-- start of TASK INPUTS --
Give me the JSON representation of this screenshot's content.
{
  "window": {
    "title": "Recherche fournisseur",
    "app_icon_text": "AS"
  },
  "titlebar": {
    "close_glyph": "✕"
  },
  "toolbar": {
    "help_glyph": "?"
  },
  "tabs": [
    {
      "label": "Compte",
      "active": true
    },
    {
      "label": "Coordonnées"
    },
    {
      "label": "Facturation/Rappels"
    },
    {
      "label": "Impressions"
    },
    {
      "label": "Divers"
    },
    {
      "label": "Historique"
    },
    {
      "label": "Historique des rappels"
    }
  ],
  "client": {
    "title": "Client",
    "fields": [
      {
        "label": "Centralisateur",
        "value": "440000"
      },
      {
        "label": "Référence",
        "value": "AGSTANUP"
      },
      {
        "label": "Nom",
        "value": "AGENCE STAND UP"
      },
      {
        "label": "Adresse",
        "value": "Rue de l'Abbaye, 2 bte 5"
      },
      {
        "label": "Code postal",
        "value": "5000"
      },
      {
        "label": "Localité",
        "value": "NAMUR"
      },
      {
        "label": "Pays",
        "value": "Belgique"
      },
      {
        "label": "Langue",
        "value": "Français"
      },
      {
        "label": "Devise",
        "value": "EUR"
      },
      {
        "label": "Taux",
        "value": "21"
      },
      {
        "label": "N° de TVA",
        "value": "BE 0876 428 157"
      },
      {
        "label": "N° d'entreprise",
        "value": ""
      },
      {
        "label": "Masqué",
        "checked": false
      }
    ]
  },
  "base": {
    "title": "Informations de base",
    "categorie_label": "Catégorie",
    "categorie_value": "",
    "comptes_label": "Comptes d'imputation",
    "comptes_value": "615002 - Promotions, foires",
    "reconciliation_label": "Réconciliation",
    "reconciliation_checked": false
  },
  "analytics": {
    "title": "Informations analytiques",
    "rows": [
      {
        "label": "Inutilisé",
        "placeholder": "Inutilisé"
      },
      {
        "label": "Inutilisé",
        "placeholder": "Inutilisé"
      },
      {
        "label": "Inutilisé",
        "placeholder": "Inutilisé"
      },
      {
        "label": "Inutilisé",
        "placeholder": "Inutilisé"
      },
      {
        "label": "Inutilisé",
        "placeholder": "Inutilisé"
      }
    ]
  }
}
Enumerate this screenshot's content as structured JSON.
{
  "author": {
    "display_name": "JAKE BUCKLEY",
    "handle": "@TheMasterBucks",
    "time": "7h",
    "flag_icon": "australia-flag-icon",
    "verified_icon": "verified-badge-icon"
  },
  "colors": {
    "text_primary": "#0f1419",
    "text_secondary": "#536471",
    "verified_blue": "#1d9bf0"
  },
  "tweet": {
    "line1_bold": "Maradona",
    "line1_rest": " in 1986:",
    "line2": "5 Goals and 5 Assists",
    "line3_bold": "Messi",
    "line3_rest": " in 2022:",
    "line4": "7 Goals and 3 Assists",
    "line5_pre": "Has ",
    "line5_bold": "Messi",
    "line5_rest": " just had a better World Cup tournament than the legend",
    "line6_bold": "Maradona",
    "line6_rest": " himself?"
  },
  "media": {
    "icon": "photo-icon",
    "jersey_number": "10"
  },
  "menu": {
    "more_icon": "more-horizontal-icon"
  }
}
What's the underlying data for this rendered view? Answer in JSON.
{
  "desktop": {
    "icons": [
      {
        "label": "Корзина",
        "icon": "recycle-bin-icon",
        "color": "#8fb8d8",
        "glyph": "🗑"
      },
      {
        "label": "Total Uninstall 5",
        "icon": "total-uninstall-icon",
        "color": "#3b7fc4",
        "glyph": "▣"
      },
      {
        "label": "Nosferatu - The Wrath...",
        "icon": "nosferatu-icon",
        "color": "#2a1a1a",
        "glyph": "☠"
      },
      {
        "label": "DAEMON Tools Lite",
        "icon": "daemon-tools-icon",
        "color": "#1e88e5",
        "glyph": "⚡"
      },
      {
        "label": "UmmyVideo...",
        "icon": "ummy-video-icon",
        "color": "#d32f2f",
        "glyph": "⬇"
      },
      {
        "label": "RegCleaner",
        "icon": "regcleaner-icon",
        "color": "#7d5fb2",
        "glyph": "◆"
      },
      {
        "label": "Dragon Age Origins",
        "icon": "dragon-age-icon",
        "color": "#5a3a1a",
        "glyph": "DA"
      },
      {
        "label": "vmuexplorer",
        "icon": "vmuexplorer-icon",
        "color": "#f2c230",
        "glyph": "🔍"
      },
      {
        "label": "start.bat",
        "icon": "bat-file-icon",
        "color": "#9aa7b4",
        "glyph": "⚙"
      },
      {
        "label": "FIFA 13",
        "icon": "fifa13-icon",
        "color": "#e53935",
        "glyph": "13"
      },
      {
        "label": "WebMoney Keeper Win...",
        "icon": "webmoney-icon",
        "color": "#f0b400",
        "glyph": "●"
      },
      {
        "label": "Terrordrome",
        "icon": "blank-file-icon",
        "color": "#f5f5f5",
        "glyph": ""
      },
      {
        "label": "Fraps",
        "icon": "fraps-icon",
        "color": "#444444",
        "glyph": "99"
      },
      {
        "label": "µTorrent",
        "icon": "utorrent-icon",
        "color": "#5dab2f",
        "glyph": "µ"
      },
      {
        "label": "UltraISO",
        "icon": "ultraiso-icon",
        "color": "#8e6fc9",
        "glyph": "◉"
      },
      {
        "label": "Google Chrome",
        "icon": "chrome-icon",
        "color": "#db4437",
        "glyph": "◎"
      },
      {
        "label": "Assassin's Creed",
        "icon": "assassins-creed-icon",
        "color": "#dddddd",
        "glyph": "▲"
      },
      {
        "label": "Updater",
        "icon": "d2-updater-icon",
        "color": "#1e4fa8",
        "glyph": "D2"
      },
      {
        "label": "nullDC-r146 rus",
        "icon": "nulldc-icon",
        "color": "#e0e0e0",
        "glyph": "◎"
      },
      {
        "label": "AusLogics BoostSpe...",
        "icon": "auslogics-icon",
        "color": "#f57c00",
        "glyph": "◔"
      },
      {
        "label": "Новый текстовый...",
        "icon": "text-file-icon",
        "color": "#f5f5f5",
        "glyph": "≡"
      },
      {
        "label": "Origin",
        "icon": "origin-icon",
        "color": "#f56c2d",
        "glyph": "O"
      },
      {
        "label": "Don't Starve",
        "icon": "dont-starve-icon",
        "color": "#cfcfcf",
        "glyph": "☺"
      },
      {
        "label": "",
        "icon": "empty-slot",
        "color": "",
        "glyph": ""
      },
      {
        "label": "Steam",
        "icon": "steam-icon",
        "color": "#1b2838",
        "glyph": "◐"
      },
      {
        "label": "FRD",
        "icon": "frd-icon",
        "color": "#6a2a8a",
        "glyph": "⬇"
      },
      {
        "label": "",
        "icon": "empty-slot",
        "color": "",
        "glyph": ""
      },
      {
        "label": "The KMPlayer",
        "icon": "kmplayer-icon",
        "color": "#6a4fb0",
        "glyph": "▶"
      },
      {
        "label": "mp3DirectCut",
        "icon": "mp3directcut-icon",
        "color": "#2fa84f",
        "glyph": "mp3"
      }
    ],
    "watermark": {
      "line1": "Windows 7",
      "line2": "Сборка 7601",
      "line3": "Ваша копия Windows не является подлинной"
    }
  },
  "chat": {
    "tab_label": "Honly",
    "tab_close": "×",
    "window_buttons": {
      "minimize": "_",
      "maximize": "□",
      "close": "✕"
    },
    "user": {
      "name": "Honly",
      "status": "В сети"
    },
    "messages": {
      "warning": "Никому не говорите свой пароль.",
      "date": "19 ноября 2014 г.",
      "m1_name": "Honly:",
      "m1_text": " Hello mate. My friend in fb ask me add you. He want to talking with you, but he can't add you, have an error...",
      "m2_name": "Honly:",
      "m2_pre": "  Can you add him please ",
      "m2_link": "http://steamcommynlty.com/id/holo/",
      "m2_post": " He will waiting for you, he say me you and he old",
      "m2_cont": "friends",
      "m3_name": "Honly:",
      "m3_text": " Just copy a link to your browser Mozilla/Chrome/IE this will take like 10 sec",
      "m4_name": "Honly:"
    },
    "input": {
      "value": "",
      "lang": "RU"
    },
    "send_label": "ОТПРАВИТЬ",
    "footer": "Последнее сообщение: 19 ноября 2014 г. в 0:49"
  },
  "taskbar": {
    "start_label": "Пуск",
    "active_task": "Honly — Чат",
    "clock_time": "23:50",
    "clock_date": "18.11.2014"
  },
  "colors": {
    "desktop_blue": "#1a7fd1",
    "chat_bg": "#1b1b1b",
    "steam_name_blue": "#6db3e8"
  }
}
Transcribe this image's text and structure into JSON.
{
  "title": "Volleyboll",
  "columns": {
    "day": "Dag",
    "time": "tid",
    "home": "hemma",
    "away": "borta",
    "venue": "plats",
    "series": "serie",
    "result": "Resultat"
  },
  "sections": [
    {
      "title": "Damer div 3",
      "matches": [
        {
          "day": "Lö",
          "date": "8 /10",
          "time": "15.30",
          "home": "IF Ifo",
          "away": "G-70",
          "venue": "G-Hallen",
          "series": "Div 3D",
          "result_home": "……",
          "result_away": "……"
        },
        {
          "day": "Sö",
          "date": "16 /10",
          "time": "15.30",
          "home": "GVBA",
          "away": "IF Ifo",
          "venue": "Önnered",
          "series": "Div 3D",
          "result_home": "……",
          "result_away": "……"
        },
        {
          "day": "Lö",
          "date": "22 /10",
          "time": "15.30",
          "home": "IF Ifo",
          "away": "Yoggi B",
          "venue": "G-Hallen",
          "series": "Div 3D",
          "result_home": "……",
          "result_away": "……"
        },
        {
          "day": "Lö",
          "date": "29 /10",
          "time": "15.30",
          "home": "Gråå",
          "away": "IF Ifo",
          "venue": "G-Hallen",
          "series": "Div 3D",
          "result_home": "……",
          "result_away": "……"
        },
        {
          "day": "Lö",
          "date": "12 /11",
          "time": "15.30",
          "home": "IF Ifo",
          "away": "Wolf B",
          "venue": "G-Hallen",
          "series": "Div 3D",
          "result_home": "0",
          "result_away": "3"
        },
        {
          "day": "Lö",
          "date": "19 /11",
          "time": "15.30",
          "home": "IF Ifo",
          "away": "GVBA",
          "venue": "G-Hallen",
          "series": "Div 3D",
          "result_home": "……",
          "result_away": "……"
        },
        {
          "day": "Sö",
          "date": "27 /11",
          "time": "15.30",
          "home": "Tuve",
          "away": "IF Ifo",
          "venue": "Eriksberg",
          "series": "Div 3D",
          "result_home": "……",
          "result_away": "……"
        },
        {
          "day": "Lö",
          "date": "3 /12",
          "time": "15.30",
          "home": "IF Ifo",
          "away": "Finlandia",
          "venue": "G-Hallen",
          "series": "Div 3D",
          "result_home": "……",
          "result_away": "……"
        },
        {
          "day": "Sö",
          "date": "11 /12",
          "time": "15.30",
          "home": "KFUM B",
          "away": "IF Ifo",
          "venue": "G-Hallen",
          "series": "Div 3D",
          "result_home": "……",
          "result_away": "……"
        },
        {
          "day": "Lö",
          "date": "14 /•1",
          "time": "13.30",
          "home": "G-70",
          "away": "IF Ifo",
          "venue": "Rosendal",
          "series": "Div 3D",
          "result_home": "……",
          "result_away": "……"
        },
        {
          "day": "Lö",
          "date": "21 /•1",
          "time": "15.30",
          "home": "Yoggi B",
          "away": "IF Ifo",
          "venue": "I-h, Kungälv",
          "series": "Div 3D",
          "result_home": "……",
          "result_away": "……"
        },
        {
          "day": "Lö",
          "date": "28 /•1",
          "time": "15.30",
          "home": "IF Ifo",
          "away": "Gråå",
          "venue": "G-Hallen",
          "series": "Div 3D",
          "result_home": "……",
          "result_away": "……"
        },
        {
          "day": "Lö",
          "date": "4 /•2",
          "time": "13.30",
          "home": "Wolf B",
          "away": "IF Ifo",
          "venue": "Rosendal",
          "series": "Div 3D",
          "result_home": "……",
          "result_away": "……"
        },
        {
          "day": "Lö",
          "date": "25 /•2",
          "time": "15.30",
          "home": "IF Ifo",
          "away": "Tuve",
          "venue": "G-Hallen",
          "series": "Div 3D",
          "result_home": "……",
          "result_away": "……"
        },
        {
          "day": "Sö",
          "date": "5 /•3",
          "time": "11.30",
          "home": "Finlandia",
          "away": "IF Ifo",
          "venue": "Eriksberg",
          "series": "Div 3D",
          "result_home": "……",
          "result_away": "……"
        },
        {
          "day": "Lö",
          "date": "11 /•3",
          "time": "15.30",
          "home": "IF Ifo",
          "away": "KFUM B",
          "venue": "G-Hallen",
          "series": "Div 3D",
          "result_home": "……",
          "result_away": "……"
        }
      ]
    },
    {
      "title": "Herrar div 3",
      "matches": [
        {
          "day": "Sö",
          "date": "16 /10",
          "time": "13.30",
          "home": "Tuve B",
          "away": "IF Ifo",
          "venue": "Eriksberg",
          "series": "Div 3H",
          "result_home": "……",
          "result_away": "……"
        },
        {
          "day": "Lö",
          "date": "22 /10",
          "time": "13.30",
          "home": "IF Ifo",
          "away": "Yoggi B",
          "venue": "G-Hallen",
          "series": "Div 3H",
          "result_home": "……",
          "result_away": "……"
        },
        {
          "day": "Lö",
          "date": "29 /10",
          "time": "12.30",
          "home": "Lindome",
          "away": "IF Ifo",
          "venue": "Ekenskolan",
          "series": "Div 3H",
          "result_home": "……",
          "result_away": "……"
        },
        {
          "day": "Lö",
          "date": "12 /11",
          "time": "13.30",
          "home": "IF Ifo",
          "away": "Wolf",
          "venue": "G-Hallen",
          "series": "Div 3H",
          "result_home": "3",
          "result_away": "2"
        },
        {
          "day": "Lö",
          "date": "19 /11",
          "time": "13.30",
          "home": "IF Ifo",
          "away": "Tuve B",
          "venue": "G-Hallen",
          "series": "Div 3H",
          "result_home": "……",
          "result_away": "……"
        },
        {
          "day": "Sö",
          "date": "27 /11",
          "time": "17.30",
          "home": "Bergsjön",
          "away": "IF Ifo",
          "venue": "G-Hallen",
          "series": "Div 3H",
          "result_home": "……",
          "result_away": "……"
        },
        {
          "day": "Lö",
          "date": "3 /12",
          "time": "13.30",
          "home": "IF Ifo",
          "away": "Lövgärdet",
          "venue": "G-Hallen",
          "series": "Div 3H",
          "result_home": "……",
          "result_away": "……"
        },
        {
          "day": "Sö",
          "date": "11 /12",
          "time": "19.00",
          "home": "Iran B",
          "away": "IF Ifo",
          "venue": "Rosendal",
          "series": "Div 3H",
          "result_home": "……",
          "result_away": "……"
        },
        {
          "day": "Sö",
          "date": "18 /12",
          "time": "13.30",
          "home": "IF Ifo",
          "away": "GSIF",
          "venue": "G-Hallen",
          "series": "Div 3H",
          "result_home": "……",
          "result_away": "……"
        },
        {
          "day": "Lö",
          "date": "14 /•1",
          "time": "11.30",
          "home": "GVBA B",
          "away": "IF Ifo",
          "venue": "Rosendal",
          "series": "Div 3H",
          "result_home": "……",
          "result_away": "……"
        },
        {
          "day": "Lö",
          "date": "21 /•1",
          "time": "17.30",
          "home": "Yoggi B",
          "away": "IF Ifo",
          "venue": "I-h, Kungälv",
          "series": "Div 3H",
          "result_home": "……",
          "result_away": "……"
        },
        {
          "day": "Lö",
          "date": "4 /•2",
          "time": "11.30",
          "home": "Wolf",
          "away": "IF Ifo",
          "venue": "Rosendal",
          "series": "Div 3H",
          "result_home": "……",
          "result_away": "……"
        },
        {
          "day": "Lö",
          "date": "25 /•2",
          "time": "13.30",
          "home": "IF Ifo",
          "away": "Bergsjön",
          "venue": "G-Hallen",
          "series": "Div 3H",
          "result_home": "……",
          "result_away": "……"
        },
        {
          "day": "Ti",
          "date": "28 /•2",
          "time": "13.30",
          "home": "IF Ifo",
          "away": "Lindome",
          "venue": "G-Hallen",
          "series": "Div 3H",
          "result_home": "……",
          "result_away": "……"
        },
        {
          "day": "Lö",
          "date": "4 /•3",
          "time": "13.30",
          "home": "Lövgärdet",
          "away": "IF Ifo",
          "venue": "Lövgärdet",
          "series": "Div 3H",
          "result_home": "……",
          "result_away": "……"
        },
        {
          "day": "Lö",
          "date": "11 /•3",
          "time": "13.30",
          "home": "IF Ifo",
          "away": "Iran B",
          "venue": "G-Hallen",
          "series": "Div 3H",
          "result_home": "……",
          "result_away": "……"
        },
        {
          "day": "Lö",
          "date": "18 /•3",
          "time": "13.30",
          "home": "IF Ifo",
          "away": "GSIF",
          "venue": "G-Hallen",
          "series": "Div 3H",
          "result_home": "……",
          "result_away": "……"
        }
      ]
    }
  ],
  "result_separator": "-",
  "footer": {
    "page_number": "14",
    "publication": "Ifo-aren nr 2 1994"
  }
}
-- end of TASK INPUTS --
TASK | Answer with a single number: the count of lines holding the word "Informations".

CORRECT OUTPUT | 2